To do -
For each line in the data below that holds "name", return a copy.

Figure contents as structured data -

§ §

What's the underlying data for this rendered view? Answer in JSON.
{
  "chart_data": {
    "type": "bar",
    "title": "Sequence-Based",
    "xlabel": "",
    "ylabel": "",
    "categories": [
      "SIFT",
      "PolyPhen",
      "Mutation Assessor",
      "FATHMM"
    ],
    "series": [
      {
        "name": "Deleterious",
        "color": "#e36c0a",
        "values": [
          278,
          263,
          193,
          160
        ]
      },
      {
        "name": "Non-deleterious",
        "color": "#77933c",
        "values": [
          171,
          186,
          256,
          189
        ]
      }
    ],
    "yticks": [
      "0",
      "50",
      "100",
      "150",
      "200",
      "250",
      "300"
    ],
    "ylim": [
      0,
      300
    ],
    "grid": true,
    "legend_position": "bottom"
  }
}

§ §

Solution -
        "name": "Deleterious",
        "name": "Non-deleterious",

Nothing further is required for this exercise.